--- Start of GIVEN DATA ---

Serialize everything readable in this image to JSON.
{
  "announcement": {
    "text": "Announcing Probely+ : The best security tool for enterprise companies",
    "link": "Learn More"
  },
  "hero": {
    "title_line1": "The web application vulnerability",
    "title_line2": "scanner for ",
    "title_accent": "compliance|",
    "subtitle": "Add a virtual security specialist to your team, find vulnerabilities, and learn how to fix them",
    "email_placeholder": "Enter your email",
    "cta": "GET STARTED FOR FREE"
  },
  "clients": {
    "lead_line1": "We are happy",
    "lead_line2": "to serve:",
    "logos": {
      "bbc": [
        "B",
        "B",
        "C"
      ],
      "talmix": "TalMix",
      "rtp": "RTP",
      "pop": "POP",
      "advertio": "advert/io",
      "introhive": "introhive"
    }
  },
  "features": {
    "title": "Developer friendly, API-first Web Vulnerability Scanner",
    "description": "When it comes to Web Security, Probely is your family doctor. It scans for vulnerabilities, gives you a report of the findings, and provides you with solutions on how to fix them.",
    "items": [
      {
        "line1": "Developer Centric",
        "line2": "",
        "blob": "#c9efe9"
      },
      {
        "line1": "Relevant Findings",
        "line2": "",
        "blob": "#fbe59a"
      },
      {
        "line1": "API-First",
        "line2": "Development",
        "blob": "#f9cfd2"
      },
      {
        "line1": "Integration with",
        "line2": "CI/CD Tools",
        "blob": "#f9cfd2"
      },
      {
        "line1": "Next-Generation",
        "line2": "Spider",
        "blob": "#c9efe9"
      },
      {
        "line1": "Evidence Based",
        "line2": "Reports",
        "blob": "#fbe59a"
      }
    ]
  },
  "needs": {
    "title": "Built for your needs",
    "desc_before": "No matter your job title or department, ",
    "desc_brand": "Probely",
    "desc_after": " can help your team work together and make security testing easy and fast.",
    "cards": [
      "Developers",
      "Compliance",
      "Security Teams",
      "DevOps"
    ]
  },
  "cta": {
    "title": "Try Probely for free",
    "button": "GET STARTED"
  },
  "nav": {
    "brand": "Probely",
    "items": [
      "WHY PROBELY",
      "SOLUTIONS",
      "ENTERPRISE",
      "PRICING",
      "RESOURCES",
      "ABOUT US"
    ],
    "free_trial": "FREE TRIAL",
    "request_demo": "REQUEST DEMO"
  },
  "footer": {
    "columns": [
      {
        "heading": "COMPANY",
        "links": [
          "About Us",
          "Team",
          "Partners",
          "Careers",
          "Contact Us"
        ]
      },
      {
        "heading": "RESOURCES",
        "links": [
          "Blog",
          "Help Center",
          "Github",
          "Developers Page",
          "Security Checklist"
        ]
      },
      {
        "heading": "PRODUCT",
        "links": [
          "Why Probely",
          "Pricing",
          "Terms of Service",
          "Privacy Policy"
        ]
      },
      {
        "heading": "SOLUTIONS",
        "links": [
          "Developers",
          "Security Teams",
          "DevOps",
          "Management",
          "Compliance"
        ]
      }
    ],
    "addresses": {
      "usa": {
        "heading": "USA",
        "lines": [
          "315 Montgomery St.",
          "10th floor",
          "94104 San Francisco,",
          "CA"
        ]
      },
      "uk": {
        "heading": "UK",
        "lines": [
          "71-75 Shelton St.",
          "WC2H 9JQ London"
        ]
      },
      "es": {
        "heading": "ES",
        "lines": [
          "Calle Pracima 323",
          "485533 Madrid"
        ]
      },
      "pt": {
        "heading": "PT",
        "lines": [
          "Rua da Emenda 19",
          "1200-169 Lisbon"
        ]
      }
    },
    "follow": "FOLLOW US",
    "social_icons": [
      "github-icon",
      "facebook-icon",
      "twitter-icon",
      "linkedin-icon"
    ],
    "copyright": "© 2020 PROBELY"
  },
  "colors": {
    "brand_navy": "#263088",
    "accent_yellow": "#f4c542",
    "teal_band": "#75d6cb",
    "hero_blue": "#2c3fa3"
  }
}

--- End of GIVEN DATA ---

The entries above must be returned exactly.

### FINAL RESULT
Serialize everything readable in this image to JSON.
{
  "announcement": {
    "text": "Announcing Probely+ : The best security tool for enterprise companies",
    "link": "Learn More"
  },
  "hero": {
    "title_line1": "The web application vulnerability",
    "title_line2": "scanner for ",
    "title_accent": "compliance|",
    "subtitle": "Add a virtual security specialist to your team, find vulnerabilities, and learn how to fix them",
    "email_placeholder": "Enter your email",
    "cta": "GET STARTED FOR FREE"
  },
  "clients": {
    "lead_line1": "We are happy",
    "lead_line2": "to serve:",
    "logos": {
      "bbc": [
        "B",
        "B",
        "C"
      ],
      "talmix": "TalMix",
      "rtp": "RTP",
      "pop": "POP",
      "advertio": "advert/io",
      "introhive": "introhive"
    }
  },
  "features": {
    "title": "Developer friendly, API-first Web Vulnerability Scanner",
    "description": "When it comes to Web Security, Probely is your family doctor. It scans for vulnerabilities, gives you a report of the findings, and provides you with solutions on how to fix them.",
    "items": [
      {
        "line1": "Developer Centric",
        "line2": "",
        "blob": "#c9efe9"
      },
      {
        "line1": "Relevant Findings",
        "line2": "",
        "blob": "#fbe59a"
      },
      {
        "line1": "API-First",
        "line2": "Development",
        "blob": "#f9cfd2"
      },
      {
        "line1": "Integration with",
        "line2": "CI/CD Tools",
        "blob": "#f9cfd2"
      },
      {
        "line1": "Next-Generation",
        "line2": "Spider",
        "blob": "#c9efe9"
      },
      {
        "line1": "Evidence Based",
        "line2": "Reports",
        "blob": "#fbe59a"
      }
    ]
  },
  "needs": {
    "title": "Built for your needs",
    "desc_before": "No matter your job title or department, ",
    "desc_brand": "Probely",
    "desc_after": " can help your team work together and make security testing easy and fast.",
    "cards": [
      "Developers",
      "Compliance",
      "Security Teams",
      "DevOps"
    ]
  },
  "cta": {
    "title": "Try Probely for free",
    "button": "GET STARTED"
  },
  "nav": {
    "brand": "Probely",
    "items": [
      "WHY PROBELY",
      "SOLUTIONS",
      "ENTERPRISE",
      "PRICING",
      "RESOURCES",
      "ABOUT US"
    ],
    "free_trial": "FREE TRIAL",
    "request_demo": "REQUEST DEMO"
  },
  "footer": {
    "columns": [
      {
        "heading": "COMPANY",
        "links": [
          "About Us",
          "Team",
          "Partners",
          "Careers",
          "Contact Us"
        ]
      },
      {
        "heading": "RESOURCES",
        "links": [
          "Blog",
          "Help Center",
          "Github",
          "Developers Page",
          "Security Checklist"
        ]
      },
      {
        "heading": "PRODUCT",
        "links": [
          "Why Probely",
          "Pricing",
          "Terms of Service",
          "Privacy Policy"
        ]
      },
      {
        "heading": "SOLUTIONS",
        "links": [
          "Developers",
          "Security Teams",
          "DevOps",
          "Management",
          "Compliance"
        ]
      }
    ],
    "addresses": {
      "usa": {
        "heading": "USA",
        "lines": [
          "315 Montgomery St.",
          "10th floor",
          "94104 San Francisco,",
          "CA"
        ]
      },
      "uk": {
        "heading": "UK",
        "lines": [
          "71-75 Shelton St.",
          "WC2H 9JQ London"
        ]
      },
      "es": {
        "heading": "ES",
        "lines": [
          "Calle Pracima 323",
          "485533 Madrid"
        ]
      },
      "pt": {
        "heading": "PT",
        "lines": [
          "Rua da Emenda 19",
          "1200-169 Lisbon"
        ]
      }
    },
    "follow": "FOLLOW US",
    "social_icons": [
      "github-icon",
      "facebook-icon",
      "twitter-icon",
      "linkedin-icon"
    ],
    "copyright": "© 2020 PROBELY"
  },
  "colors": {
    "brand_navy": "#263088",
    "accent_yellow": "#f4c542",
    "teal_band": "#75d6cb",
    "hero_blue": "#2c3fa3"
  }
}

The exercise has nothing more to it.